Bounding box entries:
# # # # #

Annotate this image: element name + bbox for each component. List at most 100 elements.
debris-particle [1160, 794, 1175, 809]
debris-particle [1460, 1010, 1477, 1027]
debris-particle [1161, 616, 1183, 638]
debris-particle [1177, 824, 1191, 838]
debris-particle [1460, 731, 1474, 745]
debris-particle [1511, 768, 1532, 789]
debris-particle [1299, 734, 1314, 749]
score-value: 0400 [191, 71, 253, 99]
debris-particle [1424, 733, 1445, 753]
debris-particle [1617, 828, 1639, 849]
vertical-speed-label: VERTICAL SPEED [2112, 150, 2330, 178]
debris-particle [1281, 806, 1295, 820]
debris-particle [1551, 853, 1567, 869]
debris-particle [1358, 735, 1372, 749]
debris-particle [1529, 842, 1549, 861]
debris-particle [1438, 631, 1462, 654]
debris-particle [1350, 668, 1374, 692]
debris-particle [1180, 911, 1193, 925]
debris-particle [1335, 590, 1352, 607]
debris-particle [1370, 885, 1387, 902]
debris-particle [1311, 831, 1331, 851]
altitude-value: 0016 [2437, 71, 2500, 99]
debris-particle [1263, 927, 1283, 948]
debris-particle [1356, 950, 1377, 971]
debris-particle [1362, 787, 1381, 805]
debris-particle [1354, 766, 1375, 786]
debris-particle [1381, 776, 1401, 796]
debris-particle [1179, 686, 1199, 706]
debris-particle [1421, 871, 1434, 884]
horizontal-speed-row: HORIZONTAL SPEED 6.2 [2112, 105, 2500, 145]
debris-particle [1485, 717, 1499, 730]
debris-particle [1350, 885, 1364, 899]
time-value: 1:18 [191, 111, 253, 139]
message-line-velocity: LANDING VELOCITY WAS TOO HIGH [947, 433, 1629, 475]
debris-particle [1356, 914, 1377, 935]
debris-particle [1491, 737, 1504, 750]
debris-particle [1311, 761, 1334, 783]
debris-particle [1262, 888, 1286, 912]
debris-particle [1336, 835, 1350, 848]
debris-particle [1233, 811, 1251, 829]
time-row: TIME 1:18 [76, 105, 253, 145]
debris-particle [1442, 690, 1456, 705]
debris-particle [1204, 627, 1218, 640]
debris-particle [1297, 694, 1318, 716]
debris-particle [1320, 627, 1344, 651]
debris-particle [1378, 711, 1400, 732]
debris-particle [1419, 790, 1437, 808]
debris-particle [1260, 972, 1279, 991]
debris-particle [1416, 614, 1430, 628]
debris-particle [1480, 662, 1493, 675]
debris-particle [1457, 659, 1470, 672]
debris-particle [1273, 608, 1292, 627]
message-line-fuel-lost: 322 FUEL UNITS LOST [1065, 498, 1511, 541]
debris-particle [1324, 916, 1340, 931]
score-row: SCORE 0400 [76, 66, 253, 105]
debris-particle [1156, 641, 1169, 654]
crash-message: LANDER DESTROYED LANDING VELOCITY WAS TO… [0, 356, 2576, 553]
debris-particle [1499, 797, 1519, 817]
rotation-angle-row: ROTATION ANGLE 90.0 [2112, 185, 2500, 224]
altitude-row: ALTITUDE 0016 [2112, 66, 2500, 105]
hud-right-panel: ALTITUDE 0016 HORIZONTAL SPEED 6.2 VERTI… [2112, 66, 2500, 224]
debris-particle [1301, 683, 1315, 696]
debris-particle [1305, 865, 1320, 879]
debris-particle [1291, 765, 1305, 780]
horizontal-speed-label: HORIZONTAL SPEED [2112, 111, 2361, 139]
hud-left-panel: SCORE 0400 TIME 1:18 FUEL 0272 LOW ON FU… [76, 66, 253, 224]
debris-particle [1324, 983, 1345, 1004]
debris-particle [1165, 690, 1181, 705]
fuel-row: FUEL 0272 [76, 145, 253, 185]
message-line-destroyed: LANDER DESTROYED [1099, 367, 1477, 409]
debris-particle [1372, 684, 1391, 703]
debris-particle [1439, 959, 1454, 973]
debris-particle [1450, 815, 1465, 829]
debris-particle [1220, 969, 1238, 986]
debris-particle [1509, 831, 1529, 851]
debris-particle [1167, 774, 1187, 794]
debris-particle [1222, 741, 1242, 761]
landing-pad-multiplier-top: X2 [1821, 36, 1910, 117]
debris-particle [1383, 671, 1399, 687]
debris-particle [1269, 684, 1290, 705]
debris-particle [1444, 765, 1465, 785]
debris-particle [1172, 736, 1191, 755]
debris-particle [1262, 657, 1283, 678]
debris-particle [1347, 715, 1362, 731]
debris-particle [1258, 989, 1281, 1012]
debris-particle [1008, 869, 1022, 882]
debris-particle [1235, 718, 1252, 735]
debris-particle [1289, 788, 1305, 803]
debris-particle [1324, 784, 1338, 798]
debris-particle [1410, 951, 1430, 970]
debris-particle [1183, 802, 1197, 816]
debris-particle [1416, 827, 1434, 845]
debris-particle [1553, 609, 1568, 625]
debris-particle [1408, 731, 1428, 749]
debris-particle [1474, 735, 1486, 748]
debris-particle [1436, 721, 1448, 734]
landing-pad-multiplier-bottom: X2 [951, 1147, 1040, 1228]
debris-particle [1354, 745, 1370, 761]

# # # # #

- WRITTEN PROBLEM -
In the records above, replace "debris-particle" with "debris-fragment" everywhere it appears and leave everything else unchanged.

- EXERCISE OUTPUT -
Annotate this image: element name + bbox for each component. List at most 100 elements.
debris-fragment [1160, 794, 1175, 809]
debris-fragment [1460, 1010, 1477, 1027]
debris-fragment [1161, 616, 1183, 638]
debris-fragment [1177, 824, 1191, 838]
debris-fragment [1460, 731, 1474, 745]
debris-fragment [1511, 768, 1532, 789]
debris-fragment [1299, 734, 1314, 749]
score-value: 0400 [191, 71, 253, 99]
debris-fragment [1424, 733, 1445, 753]
debris-fragment [1617, 828, 1639, 849]
vertical-speed-label: VERTICAL SPEED [2112, 150, 2330, 178]
debris-fragment [1281, 806, 1295, 820]
debris-fragment [1551, 853, 1567, 869]
debris-fragment [1358, 735, 1372, 749]
debris-fragment [1529, 842, 1549, 861]
debris-fragment [1438, 631, 1462, 654]
debris-fragment [1350, 668, 1374, 692]
debris-fragment [1180, 911, 1193, 925]
debris-fragment [1335, 590, 1352, 607]
debris-fragment [1370, 885, 1387, 902]
debris-fragment [1311, 831, 1331, 851]
altitude-value: 0016 [2437, 71, 2500, 99]
debris-fragment [1263, 927, 1283, 948]
debris-fragment [1356, 950, 1377, 971]
debris-fragment [1362, 787, 1381, 805]
debris-fragment [1354, 766, 1375, 786]
debris-fragment [1381, 776, 1401, 796]
debris-fragment [1179, 686, 1199, 706]
debris-fragment [1421, 871, 1434, 884]
horizontal-speed-row: HORIZONTAL SPEED 6.2 [2112, 105, 2500, 145]
debris-fragment [1485, 717, 1499, 730]
debris-fragment [1350, 885, 1364, 899]
time-value: 1:18 [191, 111, 253, 139]
message-line-velocity: LANDING VELOCITY WAS TOO HIGH [947, 433, 1629, 475]
debris-fragment [1356, 914, 1377, 935]
debris-fragment [1491, 737, 1504, 750]
debris-fragment [1311, 761, 1334, 783]
debris-fragment [1262, 888, 1286, 912]
debris-fragment [1336, 835, 1350, 848]
debris-fragment [1233, 811, 1251, 829]
time-row: TIME 1:18 [76, 105, 253, 145]
debris-fragment [1442, 690, 1456, 705]
debris-fragment [1204, 627, 1218, 640]
debris-fragment [1297, 694, 1318, 716]
debris-fragment [1320, 627, 1344, 651]
debris-fragment [1378, 711, 1400, 732]
debris-fragment [1419, 790, 1437, 808]
debris-fragment [1260, 972, 1279, 991]
debris-fragment [1416, 614, 1430, 628]
debris-fragment [1480, 662, 1493, 675]
debris-fragment [1457, 659, 1470, 672]
debris-fragment [1273, 608, 1292, 627]
message-line-fuel-lost: 322 FUEL UNITS LOST [1065, 498, 1511, 541]
debris-fragment [1324, 916, 1340, 931]
score-row: SCORE 0400 [76, 66, 253, 105]
debris-fragment [1156, 641, 1169, 654]
crash-message: LANDER DESTROYED LANDING VELOCITY WAS TO… [0, 356, 2576, 553]
debris-fragment [1499, 797, 1519, 817]
rotation-angle-row: ROTATION ANGLE 90.0 [2112, 185, 2500, 224]
altitude-row: ALTITUDE 0016 [2112, 66, 2500, 105]
hud-right-panel: ALTITUDE 0016 HORIZONTAL SPEED 6.2 VERTI… [2112, 66, 2500, 224]
debris-fragment [1301, 683, 1315, 696]
debris-fragment [1305, 865, 1320, 879]
debris-fragment [1291, 765, 1305, 780]
horizontal-speed-label: HORIZONTAL SPEED [2112, 111, 2361, 139]
hud-left-panel: SCORE 0400 TIME 1:18 FUEL 0272 LOW ON FU… [76, 66, 253, 224]
debris-fragment [1324, 983, 1345, 1004]
debris-fragment [1165, 690, 1181, 705]
fuel-row: FUEL 0272 [76, 145, 253, 185]
message-line-destroyed: LANDER DESTROYED [1099, 367, 1477, 409]
debris-fragment [1372, 684, 1391, 703]
debris-fragment [1439, 959, 1454, 973]
debris-fragment [1450, 815, 1465, 829]
debris-fragment [1220, 969, 1238, 986]
debris-fragment [1509, 831, 1529, 851]
debris-fragment [1167, 774, 1187, 794]
debris-fragment [1222, 741, 1242, 761]
landing-pad-multiplier-top: X2 [1821, 36, 1910, 117]
debris-fragment [1383, 671, 1399, 687]
debris-fragment [1269, 684, 1290, 705]
debris-fragment [1444, 765, 1465, 785]
debris-fragment [1172, 736, 1191, 755]
debris-fragment [1262, 657, 1283, 678]
debris-fragment [1347, 715, 1362, 731]
debris-fragment [1258, 989, 1281, 1012]
debris-fragment [1008, 869, 1022, 882]
debris-fragment [1235, 718, 1252, 735]
debris-fragment [1289, 788, 1305, 803]
debris-fragment [1324, 784, 1338, 798]
debris-fragment [1410, 951, 1430, 970]
debris-fragment [1183, 802, 1197, 816]
debris-fragment [1416, 827, 1434, 845]
debris-fragment [1553, 609, 1568, 625]
debris-fragment [1408, 731, 1428, 749]
debris-fragment [1474, 735, 1486, 748]
debris-fragment [1436, 721, 1448, 734]
landing-pad-multiplier-bottom: X2 [951, 1147, 1040, 1228]
debris-fragment [1354, 745, 1370, 761]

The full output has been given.